__EXERCISE TEXT__:
☆ ☆ ☆ ☆ ☆ ☆ ☆

In [1]:
from pathlib import Path
import pandas as pd
from tqdm import tqdm

In [2]:
vdjdb_dir = Path('/home/yutanagano/UCLOneDrive/MBPhD/data/tcr_embedder/data_sources/vdjdb')

In [3]:
df = pd.read_csv(vdjdb_dir/'vdjdb_20220607.tsv',sep='\t')

In [4]:
df.head()

Unnamed: 0,complex.id,Gene,CDR3,V,J,Species,MHC A,MHC B,MHC class,Epitope,Epitope gene,Epitope species,Reference,Method,Meta,CDR3fix,Score
0,1,TRA,CIVRAPGRADMRF,TRAV26-1*01,TRAJ43*01,HomoSapiens,HLA-B*08,B2M,MHCI,FLKEKGGL,Nef,HIV-1,PMID:15596521,"{""frequency"": """", ""identification"": ""tetramer-...","{""cell.subset"": ""CD8+"", ""clone.id"": """", ""donor...","{""cdr3"": ""CIVRAPGRADMRF"", ""cdr3_old"": ""CIVRAPG...",2
1,1,TRB,CASSYLPGQGDHYSNQPQHF,TRBV13*01,TRBJ1-5*01,HomoSapiens,HLA-B*08,B2M,MHCI,FLKEKGGL,Nef,HIV-1,PMID:15596521,"{""frequency"": """", ""identification"": ""tetramer-...","{""cell.subset"": ""CD8+"", ""clone.id"": """", ""donor...","{""cdr3"": ""CASSYLPGQGDHYSNQPQHF"", ""cdr3_old"": ""...",2
2,0,TRB,CASSFEAGQGFFSNQPQHF,TRBV13*01,TRBJ1-5*01,HomoSapiens,HLA-B*08,B2M,MHCI,FLKEKGGL,Nef,HIV-1,PMID:15596521,"{""frequency"": """", ""identification"": ""tetramer-...","{""cell.subset"": ""CD8+"", ""clone.id"": """", ""donor...","{""cdr3"": ""CASSFEAGQGFFSNQPQHF"", ""cdr3_old"": ""C...",2
3,2,TRA,CAVPSGAGSYQLTF,TRAV20*01,TRAJ28*01,HomoSapiens,HLA-B*08,B2M,MHCI,FLKEKGGL,Nef,HIV-1,PMID:15596521,"{""frequency"": """", ""identification"": ""tetramer-...","{""cell.subset"": ""CD8+"", ""clone.id"": """", ""donor...","{""cdr3"": ""CAVPSGAGSYQLTF"", ""cdr3_old"": ""CAVPSG...",2
4,2,TRB,CASSFEPGQGFYSNQPQHF,TRBV13*01,TRBJ1-5*01,HomoSapiens,HLA-B*08,B2M,MHCI,FLKEKGGL,Nef,HIV-1,PMID:15596521,"{""frequency"": """", ""identification"": ""tetramer-...","{""cell.subset"": ""CD8+"", ""clone.id"": """", ""donor...","{""cdr3"": ""CASSFEPGQGFYSNQPQHF"", ""cdr3_old"": ""C...",2


In [5]:
df['Epitope species'].unique()

☆ ☆ ☆ ☆ ☆ ☆ ☆

__DATA EXCERPTS__:
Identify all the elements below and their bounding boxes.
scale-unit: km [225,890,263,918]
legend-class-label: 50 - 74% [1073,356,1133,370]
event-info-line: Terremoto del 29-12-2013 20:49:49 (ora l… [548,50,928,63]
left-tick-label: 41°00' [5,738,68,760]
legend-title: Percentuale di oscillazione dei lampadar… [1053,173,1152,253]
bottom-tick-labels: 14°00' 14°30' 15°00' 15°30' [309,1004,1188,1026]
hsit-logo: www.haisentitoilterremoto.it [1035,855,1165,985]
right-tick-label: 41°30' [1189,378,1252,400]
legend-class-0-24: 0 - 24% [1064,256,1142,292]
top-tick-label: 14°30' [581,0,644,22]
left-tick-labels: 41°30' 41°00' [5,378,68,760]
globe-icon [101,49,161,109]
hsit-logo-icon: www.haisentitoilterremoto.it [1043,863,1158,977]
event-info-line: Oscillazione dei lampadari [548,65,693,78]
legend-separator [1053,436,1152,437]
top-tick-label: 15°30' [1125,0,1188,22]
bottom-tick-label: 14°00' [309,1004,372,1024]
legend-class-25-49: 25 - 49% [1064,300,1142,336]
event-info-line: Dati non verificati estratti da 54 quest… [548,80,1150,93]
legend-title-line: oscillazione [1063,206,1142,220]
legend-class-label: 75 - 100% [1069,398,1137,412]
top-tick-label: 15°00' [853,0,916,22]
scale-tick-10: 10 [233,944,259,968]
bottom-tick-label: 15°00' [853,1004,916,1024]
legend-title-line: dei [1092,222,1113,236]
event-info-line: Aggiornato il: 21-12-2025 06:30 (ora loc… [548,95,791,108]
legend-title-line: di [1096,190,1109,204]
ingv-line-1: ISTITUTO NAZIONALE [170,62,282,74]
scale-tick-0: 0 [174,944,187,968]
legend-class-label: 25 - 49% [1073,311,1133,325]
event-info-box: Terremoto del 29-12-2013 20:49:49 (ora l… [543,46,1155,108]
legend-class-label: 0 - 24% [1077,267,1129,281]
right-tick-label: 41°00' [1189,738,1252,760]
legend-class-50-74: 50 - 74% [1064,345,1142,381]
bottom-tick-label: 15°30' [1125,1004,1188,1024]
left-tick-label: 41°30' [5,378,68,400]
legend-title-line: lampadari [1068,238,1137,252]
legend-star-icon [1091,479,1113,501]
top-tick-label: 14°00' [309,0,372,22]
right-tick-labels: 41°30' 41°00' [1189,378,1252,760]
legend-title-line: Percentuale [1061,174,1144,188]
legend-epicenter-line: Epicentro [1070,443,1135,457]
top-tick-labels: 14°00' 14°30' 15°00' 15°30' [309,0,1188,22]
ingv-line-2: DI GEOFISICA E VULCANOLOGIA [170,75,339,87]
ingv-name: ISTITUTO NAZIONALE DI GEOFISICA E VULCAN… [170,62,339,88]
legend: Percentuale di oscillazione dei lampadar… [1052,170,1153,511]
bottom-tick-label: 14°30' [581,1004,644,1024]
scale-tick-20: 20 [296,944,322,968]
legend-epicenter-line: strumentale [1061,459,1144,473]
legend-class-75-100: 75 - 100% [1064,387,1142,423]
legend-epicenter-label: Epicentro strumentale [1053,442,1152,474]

☆ ☆ ☆ ☆ ☆ ☆ ☆

__ACTIVITY 1__:
In the VDJdb notebook, what is the name of the file loaded with pd.read_csv?
__ACTIVITY 2__:
Please carry on the VDJdb notebook from its last cell, df['Epitope species'].unique().

__REPLY 1__:
vdjdb_20220607.tsv

__REPLY 2__:
array(['HIV-1', 'TriticumAestivum', 'CMV', 'SARS-CoV-2', 'HomoSapiens',
       'EBV', 'M.tuberculosis', 'HTLV-1', 'GallusGallus', 'MusMusculus',
       'InfluenzaA', 'Synthetic', 'VSV', 'SaccharomycesCerevisiae',
       'ManducaSexta', 'HCV', 'synthetic', 'E.Coli', 'HHV', 'LCMV',
       'DENV1', 'DENV3/4', 'PlasmodiumBerghei',
       'SelaginellaMoellendorffii', 'PseudomonasFluorescens',
       'PseudomonasAeruginosa', 'HIV1', 'Homo sapiens', 'YFV', 'RSV',
       'HSV-2', 'DENV2', 'MCMV', 'MCPyV', 'HPV',
       'StreptomycesKanamyceticus', 'HIV', 'HCoV-HKU1', 'SIV'],
      dtype=object)

In [6]:
filtered = df[df['Epitope species'] != 'SARS-CoV-2']

In [7]:
len(filtered)

81024

In [8]:
def reformat(df: pd.DataFrame) -> pd.DataFrame:
    reformatted_rows = []

    # Process bulk data
    bulk_data = df[df['complex.id'] == 0]
    for _, row in tqdm(bulk_data.iterrows(), total=len(bulk_data)):
        if row['Gene'] == 'TRA':
            chain_cols = ['TRAV', 'CDR3A', 'TRAJ']
        else:
            chain_cols = ['TRBV', 'CDR3B', 'TRBJ']
        reformatted_rows.append(
            {
                chain_cols[0]: row['V'],
                chain_cols[1]: row['CDR3'],
                chain_cols[2]: row['J'],
                'Epitope': row['Epitope'],
                'MHCA': row['MHC A'],
                'MHCB': row['MHC B'],
                'duplicate_count': pd.NA
            }
        )

    # Process single cell data
    sc_complex_ids = df[df['complex.id'] != 0]['complex.id'].unique()
    for complex_id in tqdm(sc_complex_ids):
        tcr_info = df[df['complex.id'] == complex_id]
        tcr_info = tcr_info.drop_duplicates(subset=['V','J','CDR3'])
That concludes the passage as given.